Data listing:
## START

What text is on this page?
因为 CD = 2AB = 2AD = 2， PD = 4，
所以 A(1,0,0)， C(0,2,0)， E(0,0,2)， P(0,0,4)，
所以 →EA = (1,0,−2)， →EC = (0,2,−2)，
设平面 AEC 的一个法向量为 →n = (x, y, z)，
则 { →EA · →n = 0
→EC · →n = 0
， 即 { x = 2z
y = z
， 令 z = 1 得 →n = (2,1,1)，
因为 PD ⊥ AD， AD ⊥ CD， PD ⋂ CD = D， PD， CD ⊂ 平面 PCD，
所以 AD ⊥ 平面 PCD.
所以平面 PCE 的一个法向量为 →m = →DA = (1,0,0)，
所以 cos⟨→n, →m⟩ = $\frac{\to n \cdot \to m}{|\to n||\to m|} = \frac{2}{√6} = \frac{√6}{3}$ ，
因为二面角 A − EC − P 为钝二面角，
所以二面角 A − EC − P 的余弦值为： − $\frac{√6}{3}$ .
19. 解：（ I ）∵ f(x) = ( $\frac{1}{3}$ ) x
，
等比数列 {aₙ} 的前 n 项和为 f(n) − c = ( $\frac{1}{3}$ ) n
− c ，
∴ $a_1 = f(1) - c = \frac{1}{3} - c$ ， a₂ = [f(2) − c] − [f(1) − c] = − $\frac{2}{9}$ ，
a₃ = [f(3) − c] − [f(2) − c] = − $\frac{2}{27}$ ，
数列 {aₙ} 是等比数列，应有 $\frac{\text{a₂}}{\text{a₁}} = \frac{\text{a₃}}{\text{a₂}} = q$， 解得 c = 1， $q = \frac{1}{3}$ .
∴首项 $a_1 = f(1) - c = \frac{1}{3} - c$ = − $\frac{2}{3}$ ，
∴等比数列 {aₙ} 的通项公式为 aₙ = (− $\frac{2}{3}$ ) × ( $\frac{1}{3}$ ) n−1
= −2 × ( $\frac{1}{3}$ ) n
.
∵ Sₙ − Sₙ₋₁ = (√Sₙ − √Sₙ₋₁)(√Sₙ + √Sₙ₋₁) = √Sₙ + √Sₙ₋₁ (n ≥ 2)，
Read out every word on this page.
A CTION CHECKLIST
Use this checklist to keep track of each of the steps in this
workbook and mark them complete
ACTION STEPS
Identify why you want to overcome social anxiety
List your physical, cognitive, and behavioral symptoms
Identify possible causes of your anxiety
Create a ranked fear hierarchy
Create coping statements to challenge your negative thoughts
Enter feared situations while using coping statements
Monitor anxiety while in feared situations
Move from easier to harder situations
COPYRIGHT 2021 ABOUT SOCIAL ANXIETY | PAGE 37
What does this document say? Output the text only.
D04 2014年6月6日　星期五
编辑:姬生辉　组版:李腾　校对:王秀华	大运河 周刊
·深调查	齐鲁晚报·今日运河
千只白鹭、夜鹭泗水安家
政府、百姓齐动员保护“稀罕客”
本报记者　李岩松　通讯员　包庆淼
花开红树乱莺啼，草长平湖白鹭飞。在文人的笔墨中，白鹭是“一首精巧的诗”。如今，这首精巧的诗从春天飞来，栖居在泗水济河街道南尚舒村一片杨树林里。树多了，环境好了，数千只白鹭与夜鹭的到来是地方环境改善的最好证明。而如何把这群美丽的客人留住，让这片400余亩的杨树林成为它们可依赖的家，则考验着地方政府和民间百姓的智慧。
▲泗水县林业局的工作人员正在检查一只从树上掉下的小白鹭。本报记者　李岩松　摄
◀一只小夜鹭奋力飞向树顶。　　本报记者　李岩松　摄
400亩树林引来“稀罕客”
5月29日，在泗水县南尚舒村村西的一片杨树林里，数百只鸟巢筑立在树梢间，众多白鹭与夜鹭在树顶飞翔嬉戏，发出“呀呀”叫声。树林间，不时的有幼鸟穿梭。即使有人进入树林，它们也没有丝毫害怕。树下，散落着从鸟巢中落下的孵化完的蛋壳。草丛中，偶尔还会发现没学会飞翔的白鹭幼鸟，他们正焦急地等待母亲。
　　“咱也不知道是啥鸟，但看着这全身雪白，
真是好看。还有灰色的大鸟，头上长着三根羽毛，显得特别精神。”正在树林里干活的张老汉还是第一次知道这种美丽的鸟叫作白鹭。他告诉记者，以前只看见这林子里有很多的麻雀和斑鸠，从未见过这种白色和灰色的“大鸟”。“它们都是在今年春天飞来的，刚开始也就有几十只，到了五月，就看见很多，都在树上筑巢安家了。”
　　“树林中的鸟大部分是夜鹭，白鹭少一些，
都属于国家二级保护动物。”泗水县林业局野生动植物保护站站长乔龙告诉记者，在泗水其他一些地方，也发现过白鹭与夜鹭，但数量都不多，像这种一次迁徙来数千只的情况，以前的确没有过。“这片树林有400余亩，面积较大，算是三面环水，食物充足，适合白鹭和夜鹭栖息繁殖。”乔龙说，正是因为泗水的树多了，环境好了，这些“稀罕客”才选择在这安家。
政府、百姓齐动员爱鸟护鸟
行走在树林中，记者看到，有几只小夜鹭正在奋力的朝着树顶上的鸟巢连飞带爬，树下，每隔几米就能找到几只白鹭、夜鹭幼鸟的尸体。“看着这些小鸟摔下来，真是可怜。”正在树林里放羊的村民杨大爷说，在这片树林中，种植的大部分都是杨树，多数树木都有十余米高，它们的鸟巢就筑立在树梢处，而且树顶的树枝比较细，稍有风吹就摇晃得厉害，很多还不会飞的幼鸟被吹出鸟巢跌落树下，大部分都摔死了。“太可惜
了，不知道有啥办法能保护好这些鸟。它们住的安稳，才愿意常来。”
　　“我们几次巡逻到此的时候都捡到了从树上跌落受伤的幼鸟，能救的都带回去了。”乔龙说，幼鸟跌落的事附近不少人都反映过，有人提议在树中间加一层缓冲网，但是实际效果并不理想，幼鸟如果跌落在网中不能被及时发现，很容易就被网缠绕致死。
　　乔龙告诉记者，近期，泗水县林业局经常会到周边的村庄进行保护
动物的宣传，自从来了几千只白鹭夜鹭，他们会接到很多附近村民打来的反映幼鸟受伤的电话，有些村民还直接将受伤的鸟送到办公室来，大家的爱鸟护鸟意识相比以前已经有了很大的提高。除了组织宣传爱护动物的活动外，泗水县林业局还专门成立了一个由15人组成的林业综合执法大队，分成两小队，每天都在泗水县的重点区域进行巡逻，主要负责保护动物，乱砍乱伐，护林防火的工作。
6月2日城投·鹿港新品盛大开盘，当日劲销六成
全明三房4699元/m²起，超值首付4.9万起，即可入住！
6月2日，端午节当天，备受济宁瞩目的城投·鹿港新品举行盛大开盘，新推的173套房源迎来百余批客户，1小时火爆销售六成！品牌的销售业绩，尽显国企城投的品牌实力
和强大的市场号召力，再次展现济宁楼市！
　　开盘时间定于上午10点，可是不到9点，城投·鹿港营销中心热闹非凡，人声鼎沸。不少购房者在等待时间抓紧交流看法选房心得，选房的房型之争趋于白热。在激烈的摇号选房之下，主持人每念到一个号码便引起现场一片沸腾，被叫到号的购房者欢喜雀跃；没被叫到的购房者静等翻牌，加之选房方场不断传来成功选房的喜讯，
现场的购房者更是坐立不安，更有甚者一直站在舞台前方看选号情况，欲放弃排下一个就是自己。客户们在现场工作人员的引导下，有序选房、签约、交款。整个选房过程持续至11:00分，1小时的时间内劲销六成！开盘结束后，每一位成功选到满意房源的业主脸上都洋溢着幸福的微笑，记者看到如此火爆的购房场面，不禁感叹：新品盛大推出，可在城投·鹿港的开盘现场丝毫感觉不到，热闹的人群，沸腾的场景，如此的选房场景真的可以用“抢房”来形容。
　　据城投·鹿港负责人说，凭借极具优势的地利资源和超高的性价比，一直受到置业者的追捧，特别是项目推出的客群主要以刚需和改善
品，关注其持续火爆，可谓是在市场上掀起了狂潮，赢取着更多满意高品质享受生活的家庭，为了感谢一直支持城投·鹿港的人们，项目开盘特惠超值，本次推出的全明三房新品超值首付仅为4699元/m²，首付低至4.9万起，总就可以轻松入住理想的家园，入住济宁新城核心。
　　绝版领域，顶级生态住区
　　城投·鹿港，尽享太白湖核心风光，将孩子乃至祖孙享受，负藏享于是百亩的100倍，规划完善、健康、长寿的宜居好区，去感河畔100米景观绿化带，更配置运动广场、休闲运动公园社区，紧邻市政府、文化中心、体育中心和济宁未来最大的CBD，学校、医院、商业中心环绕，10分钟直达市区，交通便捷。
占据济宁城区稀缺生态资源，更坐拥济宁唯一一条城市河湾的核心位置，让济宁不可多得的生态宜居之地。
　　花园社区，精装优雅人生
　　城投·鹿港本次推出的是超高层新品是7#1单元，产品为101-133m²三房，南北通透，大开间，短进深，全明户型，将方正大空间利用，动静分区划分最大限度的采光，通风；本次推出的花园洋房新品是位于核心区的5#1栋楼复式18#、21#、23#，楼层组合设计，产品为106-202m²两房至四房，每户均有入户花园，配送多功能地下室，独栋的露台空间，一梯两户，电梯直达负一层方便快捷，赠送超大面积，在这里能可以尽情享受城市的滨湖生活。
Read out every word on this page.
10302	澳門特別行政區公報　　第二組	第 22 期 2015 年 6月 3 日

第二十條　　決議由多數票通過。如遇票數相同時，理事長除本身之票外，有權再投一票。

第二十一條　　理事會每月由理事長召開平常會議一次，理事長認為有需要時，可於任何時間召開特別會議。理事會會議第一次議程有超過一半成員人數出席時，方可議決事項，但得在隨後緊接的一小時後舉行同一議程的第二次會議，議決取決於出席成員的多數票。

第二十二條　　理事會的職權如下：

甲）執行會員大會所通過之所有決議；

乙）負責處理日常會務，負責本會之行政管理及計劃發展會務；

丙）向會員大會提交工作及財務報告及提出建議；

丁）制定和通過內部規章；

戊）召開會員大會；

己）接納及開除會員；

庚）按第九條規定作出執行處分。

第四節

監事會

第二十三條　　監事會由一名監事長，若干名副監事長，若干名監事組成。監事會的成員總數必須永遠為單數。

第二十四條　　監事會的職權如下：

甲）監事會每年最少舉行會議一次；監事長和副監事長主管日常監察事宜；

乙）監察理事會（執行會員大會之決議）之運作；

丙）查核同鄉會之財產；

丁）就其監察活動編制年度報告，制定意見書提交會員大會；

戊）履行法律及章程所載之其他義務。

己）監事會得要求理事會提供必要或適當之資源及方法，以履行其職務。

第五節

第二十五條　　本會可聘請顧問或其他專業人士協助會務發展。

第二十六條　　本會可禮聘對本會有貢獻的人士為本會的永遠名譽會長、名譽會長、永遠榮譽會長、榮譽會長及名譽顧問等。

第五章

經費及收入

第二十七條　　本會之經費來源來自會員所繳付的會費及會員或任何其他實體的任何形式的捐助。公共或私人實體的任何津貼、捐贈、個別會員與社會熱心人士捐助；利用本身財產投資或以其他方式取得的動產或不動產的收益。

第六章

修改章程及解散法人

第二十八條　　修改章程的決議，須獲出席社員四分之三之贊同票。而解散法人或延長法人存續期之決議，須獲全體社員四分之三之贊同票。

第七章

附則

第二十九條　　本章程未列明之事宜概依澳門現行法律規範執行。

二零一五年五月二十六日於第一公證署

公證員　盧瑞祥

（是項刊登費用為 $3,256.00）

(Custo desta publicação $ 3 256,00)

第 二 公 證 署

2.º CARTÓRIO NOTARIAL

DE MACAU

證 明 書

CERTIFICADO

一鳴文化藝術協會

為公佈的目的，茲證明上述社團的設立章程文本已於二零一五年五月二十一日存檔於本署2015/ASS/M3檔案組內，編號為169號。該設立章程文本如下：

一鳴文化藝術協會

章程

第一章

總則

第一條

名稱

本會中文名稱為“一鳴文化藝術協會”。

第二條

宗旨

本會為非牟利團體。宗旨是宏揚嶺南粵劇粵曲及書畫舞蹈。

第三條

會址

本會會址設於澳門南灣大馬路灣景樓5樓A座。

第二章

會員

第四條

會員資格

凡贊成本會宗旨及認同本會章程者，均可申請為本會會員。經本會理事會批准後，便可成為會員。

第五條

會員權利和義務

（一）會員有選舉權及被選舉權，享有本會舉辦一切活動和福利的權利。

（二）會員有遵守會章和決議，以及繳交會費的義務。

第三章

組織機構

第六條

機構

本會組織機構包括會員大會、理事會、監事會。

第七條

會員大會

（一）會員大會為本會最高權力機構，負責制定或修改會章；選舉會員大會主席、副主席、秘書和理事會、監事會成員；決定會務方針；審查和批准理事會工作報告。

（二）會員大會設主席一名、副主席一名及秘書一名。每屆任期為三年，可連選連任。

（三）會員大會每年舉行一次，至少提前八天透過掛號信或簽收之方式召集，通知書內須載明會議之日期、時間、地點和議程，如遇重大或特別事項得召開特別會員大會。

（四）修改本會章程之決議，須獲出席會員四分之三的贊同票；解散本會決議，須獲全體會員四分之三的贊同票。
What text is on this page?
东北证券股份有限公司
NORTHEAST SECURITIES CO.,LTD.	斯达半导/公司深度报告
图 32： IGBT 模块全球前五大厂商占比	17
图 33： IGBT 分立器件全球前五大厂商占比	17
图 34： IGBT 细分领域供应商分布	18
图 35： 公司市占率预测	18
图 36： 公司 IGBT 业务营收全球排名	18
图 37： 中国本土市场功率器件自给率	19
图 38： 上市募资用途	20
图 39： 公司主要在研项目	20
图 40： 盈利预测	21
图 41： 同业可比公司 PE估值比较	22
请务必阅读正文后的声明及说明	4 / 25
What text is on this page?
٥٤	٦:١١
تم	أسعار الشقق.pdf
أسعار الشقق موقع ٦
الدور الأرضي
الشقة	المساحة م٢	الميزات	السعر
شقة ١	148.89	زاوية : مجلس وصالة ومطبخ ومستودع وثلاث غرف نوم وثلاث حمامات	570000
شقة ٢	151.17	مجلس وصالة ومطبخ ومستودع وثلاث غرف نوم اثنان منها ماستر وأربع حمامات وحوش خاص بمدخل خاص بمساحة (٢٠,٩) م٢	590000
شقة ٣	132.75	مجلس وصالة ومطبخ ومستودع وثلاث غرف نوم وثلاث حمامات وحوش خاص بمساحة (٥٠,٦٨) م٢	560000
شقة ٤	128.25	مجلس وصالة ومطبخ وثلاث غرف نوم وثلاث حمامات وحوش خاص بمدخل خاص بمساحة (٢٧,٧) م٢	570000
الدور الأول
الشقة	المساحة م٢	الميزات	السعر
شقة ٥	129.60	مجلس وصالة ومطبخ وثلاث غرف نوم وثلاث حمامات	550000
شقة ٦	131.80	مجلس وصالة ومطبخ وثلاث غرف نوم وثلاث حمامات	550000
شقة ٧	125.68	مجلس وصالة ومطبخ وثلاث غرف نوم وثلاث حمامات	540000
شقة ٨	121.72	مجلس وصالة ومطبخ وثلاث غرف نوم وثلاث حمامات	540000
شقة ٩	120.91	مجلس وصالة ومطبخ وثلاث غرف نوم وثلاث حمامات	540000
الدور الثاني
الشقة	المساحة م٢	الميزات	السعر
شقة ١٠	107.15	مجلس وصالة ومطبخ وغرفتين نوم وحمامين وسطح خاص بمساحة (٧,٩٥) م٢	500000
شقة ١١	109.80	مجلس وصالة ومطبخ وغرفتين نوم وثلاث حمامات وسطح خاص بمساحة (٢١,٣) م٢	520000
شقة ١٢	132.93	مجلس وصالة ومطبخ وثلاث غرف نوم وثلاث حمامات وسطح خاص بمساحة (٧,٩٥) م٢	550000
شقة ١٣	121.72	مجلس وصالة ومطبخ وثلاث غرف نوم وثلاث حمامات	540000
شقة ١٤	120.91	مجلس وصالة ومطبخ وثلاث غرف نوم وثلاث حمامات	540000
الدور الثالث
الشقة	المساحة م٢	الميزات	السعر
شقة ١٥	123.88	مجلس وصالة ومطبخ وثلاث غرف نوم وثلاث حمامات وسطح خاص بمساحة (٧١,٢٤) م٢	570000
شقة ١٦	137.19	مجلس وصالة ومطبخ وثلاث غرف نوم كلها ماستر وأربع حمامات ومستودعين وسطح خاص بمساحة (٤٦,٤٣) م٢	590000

## END

Your objective ▸ Select from the material above each line in which the string "feared" appears, and list those lines.

Result ▸
Enter feared situations while using coping statements
Monitor anxiety while in feared situations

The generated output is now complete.